Set problem
Whenever a line contains the string "color", copy it out of the entries.

[Extracts from a graphics dataset]
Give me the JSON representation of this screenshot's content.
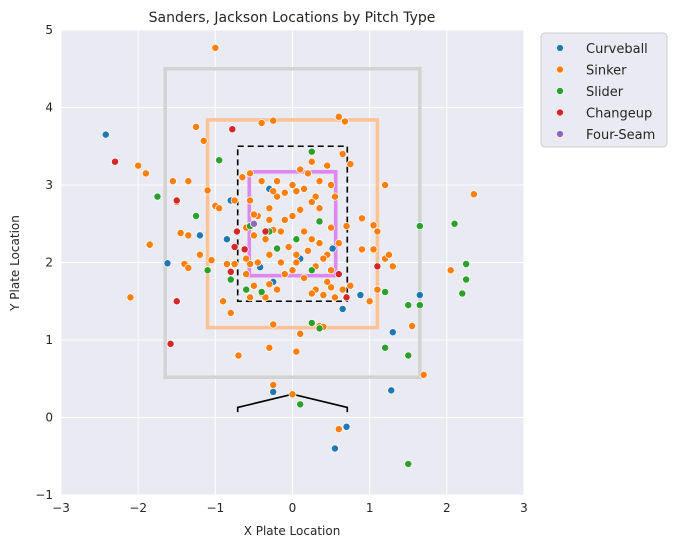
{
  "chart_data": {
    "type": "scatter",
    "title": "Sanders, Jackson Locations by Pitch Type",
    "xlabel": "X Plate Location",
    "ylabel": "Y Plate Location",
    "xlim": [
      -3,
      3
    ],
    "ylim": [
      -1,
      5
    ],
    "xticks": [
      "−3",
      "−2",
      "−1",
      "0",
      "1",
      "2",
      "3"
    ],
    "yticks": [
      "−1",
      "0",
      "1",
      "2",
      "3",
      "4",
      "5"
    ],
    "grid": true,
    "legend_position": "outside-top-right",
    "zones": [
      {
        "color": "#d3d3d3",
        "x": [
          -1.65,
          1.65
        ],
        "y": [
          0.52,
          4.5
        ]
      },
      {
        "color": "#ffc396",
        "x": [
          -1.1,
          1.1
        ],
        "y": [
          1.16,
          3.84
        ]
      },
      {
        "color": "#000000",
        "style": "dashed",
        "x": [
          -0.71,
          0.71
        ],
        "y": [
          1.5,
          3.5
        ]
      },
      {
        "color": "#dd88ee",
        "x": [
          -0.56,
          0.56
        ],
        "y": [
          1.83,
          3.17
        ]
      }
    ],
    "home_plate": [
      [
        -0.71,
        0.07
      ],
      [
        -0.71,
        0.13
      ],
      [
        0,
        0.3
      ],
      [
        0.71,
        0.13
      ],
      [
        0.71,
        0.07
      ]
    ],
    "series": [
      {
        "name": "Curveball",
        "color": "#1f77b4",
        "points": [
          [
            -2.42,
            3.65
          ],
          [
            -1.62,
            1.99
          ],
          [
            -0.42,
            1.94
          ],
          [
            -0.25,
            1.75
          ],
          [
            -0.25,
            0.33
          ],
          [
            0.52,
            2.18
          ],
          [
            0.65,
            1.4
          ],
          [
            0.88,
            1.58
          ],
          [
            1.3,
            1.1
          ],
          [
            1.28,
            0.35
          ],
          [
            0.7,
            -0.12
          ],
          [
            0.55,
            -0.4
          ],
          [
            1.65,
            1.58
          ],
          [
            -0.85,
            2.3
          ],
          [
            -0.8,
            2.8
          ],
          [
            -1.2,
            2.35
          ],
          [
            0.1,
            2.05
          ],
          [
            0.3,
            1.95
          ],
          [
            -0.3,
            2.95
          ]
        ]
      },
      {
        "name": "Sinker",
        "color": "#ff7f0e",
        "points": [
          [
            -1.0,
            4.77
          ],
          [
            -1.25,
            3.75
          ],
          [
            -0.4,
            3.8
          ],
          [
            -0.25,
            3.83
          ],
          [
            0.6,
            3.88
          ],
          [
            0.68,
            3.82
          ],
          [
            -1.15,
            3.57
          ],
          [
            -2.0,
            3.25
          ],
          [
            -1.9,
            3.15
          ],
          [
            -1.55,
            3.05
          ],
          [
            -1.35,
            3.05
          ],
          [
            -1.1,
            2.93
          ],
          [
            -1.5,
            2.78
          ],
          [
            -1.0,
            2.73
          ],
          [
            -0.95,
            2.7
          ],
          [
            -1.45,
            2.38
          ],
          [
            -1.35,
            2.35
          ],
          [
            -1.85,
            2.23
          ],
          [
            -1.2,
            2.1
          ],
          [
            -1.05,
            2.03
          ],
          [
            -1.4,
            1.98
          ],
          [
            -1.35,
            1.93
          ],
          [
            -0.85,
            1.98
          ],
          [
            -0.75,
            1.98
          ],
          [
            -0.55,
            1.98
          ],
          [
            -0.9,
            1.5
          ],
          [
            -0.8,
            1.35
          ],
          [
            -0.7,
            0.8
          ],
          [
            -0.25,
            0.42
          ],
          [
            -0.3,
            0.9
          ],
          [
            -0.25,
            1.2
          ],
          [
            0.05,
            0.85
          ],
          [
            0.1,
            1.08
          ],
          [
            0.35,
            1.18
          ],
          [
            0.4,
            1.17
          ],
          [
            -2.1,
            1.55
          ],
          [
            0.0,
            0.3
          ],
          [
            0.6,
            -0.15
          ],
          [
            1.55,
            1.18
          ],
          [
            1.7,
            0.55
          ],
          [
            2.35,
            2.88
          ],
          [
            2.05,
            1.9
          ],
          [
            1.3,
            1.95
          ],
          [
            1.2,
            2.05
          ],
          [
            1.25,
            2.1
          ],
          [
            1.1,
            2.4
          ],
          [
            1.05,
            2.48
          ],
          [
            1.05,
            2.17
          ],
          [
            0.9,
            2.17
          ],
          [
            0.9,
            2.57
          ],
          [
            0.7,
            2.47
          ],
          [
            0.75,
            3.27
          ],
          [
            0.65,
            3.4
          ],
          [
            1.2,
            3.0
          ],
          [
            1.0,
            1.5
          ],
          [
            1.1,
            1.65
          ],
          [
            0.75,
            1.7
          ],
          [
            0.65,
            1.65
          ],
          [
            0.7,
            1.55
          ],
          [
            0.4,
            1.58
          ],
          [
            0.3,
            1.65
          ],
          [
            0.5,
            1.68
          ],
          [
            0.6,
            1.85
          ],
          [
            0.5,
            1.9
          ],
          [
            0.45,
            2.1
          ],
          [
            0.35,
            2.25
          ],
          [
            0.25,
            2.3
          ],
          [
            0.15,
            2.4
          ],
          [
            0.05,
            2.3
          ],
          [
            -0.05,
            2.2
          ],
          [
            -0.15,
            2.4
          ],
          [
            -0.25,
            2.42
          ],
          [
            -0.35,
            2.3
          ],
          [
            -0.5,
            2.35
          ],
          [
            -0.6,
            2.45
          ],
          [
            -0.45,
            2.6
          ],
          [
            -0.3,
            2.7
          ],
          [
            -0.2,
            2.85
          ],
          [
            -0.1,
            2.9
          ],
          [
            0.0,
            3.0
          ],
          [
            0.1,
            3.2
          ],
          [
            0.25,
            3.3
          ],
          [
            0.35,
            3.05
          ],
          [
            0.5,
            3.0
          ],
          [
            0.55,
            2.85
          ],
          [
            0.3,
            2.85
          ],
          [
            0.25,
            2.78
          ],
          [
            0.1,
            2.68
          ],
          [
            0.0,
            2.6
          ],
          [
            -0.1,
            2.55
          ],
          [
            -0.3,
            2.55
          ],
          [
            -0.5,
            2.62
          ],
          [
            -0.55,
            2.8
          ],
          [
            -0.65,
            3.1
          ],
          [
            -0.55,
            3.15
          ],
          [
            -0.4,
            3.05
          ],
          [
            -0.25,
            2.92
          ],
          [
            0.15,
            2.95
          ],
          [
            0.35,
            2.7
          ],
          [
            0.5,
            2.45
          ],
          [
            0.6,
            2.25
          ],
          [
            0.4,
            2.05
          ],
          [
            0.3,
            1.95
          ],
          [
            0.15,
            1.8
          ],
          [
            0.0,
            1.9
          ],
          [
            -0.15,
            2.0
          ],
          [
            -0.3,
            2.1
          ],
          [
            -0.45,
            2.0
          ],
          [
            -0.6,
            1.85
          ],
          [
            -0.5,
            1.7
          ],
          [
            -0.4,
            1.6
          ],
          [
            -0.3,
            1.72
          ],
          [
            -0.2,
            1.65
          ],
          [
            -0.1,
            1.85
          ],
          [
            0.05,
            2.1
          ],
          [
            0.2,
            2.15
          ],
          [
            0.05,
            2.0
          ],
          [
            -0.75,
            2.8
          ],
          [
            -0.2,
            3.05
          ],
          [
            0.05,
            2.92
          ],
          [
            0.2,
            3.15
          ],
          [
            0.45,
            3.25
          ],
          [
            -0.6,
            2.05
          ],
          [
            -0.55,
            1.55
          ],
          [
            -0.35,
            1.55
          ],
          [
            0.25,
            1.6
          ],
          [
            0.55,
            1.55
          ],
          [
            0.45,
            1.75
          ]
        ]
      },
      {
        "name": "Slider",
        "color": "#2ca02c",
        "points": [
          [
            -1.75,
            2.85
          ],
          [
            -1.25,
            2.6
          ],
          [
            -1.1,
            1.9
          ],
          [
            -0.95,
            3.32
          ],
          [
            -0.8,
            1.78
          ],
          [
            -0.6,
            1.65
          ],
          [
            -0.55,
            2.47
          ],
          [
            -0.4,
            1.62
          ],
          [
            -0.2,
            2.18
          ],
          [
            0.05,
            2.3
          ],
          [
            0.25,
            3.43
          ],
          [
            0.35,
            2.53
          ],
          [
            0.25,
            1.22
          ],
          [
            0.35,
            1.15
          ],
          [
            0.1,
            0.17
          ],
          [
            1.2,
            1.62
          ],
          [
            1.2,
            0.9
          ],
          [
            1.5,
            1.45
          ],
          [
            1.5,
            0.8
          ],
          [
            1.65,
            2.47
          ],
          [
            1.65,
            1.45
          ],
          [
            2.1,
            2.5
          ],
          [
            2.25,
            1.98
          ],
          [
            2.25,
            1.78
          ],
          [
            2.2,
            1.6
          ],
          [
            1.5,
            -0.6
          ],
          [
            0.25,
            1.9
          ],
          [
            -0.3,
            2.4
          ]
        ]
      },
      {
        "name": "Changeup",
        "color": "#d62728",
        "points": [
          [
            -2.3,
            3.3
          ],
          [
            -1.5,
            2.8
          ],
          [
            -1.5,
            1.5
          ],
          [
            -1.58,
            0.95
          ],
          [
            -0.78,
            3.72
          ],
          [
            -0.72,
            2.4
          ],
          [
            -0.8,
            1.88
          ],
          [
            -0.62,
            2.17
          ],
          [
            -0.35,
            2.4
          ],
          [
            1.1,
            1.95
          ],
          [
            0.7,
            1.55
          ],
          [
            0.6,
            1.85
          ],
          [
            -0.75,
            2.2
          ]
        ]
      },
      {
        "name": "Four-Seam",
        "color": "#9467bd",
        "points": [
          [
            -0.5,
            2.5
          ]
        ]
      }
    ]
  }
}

Solution to the exercise
        "color": "#d3d3d3",
        "color": "#ffc396",
        "color": "#000000",
        "color": "#dd88ee",
        "color": "#1f77b4",
        "color": "#ff7f0e",
        "color": "#2ca02c",
        "color": "#d62728",
        "color": "#9467bd",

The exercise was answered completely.